• **Task data**
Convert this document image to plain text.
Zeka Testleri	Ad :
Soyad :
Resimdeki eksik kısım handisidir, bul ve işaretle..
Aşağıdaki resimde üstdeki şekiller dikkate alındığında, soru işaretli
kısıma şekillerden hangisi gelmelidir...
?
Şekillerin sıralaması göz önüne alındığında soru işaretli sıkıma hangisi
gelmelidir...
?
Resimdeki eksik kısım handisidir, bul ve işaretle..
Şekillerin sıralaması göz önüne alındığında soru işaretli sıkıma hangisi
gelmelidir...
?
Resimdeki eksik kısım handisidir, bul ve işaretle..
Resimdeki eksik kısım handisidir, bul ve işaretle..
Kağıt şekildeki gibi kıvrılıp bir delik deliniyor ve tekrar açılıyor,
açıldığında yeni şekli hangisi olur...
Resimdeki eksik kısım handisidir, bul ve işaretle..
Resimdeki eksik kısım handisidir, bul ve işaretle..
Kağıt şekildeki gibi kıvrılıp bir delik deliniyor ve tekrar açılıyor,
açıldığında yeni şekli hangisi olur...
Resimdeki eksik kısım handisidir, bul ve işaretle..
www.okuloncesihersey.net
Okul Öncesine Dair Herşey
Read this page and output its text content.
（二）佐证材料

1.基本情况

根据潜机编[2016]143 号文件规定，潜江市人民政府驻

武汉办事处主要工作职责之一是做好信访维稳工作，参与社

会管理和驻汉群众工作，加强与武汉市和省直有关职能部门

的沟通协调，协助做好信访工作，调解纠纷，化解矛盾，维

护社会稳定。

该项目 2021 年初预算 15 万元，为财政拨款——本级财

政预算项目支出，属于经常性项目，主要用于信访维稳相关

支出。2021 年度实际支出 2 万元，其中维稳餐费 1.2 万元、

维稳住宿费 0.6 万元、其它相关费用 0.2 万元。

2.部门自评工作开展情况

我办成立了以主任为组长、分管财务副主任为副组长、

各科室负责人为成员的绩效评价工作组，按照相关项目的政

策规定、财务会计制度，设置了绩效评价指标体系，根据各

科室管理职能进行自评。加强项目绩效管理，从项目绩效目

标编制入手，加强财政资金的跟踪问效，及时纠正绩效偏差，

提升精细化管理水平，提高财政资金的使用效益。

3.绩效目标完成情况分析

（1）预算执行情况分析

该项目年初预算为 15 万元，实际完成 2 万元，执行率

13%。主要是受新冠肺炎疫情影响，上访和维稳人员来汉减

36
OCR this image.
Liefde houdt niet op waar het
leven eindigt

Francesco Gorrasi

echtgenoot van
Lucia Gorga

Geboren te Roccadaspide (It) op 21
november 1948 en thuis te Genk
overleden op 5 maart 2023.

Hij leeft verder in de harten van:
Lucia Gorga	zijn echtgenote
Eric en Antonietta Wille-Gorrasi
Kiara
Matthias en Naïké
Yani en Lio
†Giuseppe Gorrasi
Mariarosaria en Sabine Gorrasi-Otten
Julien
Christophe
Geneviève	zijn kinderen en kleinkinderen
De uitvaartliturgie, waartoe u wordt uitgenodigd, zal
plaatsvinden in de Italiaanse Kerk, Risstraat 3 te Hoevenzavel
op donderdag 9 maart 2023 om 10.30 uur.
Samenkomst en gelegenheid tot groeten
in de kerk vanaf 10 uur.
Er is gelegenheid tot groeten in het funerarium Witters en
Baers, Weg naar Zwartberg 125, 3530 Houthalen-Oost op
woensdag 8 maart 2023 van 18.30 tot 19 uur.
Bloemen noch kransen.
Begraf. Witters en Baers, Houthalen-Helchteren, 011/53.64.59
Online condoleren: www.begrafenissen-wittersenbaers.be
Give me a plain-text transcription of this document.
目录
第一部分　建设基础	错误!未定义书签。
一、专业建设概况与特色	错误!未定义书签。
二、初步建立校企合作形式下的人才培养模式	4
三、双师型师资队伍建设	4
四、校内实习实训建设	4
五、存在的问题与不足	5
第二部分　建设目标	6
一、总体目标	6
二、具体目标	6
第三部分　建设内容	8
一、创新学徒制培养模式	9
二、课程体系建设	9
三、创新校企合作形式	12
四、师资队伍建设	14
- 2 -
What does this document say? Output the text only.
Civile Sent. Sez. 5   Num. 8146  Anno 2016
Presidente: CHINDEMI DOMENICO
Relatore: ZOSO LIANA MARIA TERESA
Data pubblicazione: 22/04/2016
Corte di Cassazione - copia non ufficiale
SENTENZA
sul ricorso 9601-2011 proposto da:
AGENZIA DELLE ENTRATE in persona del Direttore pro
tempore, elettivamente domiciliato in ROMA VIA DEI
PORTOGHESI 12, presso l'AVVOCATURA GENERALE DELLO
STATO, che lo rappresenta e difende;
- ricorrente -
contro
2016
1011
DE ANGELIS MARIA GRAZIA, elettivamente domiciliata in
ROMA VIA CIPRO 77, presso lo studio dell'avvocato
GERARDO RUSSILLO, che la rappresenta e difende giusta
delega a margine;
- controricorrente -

• **Challenge**
Extract the complete data, matching each line exactly.

• **Solution**
Convert this document image to plain text.
Zeka Testleri	Ad :
Soyad :
Resimdeki eksik kısım handisidir, bul ve işaretle..
Aşağıdaki resimde üstdeki şekiller dikkate alındığında, soru işaretli
kısıma şekillerden hangisi gelmelidir...
?
Şekillerin sıralaması göz önüne alındığında soru işaretli sıkıma hangisi
gelmelidir...
?
Resimdeki eksik kısım handisidir, bul ve işaretle..
Şekillerin sıralaması göz önüne alındığında soru işaretli sıkıma hangisi
gelmelidir...
?
Resimdeki eksik kısım handisidir, bul ve işaretle..
Resimdeki eksik kısım handisidir, bul ve işaretle..
Kağıt şekildeki gibi kıvrılıp bir delik deliniyor ve tekrar açılıyor,
açıldığında yeni şekli hangisi olur...
Resimdeki eksik kısım handisidir, bul ve işaretle..
Resimdeki eksik kısım handisidir, bul ve işaretle..
Kağıt şekildeki gibi kıvrılıp bir delik deliniyor ve tekrar açılıyor,
açıldığında yeni şekli hangisi olur...
Resimdeki eksik kısım handisidir, bul ve işaretle..
www.okuloncesihersey.net
Okul Öncesine Dair Herşey
Read this page and output its text content.
（二）佐证材料

1.基本情况

根据潜机编[2016]143 号文件规定，潜江市人民政府驻

武汉办事处主要工作职责之一是做好信访维稳工作，参与社

会管理和驻汉群众工作，加强与武汉市和省直有关职能部门

的沟通协调，协助做好信访工作，调解纠纷，化解矛盾，维

护社会稳定。

该项目 2021 年初预算 15 万元，为财政拨款——本级财

政预算项目支出，属于经常性项目，主要用于信访维稳相关

支出。2021 年度实际支出 2 万元，其中维稳餐费 1.2 万元、

维稳住宿费 0.6 万元、其它相关费用 0.2 万元。

2.部门自评工作开展情况

我办成立了以主任为组长、分管财务副主任为副组长、

各科室负责人为成员的绩效评价工作组，按照相关项目的政

策规定、财务会计制度，设置了绩效评价指标体系，根据各

科室管理职能进行自评。加强项目绩效管理，从项目绩效目

标编制入手，加强财政资金的跟踪问效，及时纠正绩效偏差，

提升精细化管理水平，提高财政资金的使用效益。

3.绩效目标完成情况分析

（1）预算执行情况分析

该项目年初预算为 15 万元，实际完成 2 万元，执行率

13%。主要是受新冠肺炎疫情影响，上访和维稳人员来汉减

36
OCR this image.
Liefde houdt niet op waar het
leven eindigt

Francesco Gorrasi

echtgenoot van
Lucia Gorga

Geboren te Roccadaspide (It) op 21
november 1948 en thuis te Genk
overleden op 5 maart 2023.

Hij leeft verder in de harten van:
Lucia Gorga	zijn echtgenote
Eric en Antonietta Wille-Gorrasi
Kiara
Matthias en Naïké
Yani en Lio
†Giuseppe Gorrasi
Mariarosaria en Sabine Gorrasi-Otten
Julien
Christophe
Geneviève	zijn kinderen en kleinkinderen
De uitvaartliturgie, waartoe u wordt uitgenodigd, zal
plaatsvinden in de Italiaanse Kerk, Risstraat 3 te Hoevenzavel
op donderdag 9 maart 2023 om 10.30 uur.
Samenkomst en gelegenheid tot groeten
in de kerk vanaf 10 uur.
Er is gelegenheid tot groeten in het funerarium Witters en
Baers, Weg naar Zwartberg 125, 3530 Houthalen-Oost op
woensdag 8 maart 2023 van 18.30 tot 19 uur.
Bloemen noch kransen.
Begraf. Witters en Baers, Houthalen-Helchteren, 011/53.64.59
Online condoleren: www.begrafenissen-wittersenbaers.be
Give me a plain-text transcription of this document.
目录
第一部分　建设基础	错误!未定义书签。
一、专业建设概况与特色	错误!未定义书签。
二、初步建立校企合作形式下的人才培养模式	4
三、双师型师资队伍建设	4
四、校内实习实训建设	4
五、存在的问题与不足	5
第二部分　建设目标	6
一、总体目标	6
二、具体目标	6
第三部分　建设内容	8
一、创新学徒制培养模式	9
二、课程体系建设	9
三、创新校企合作形式	12
四、师资队伍建设	14
- 2 -
What does this document say? Output the text only.
Civile Sent. Sez. 5   Num. 8146  Anno 2016
Presidente: CHINDEMI DOMENICO
Relatore: ZOSO LIANA MARIA TERESA
Data pubblicazione: 22/04/2016
Corte di Cassazione - copia non ufficiale
SENTENZA
sul ricorso 9601-2011 proposto da:
AGENZIA DELLE ENTRATE in persona del Direttore pro
tempore, elettivamente domiciliato in ROMA VIA DEI
PORTOGHESI 12, presso l'AVVOCATURA GENERALE DELLO
STATO, che lo rappresenta e difende;
- ricorrente -
contro
2016
1011
DE ANGELIS MARIA GRAZIA, elettivamente domiciliata in
ROMA VIA CIPRO 77, presso lo studio dell'avvocato
GERARDO RUSSILLO, che la rappresenta e difende giusta
delega a margine;
- controricorrente -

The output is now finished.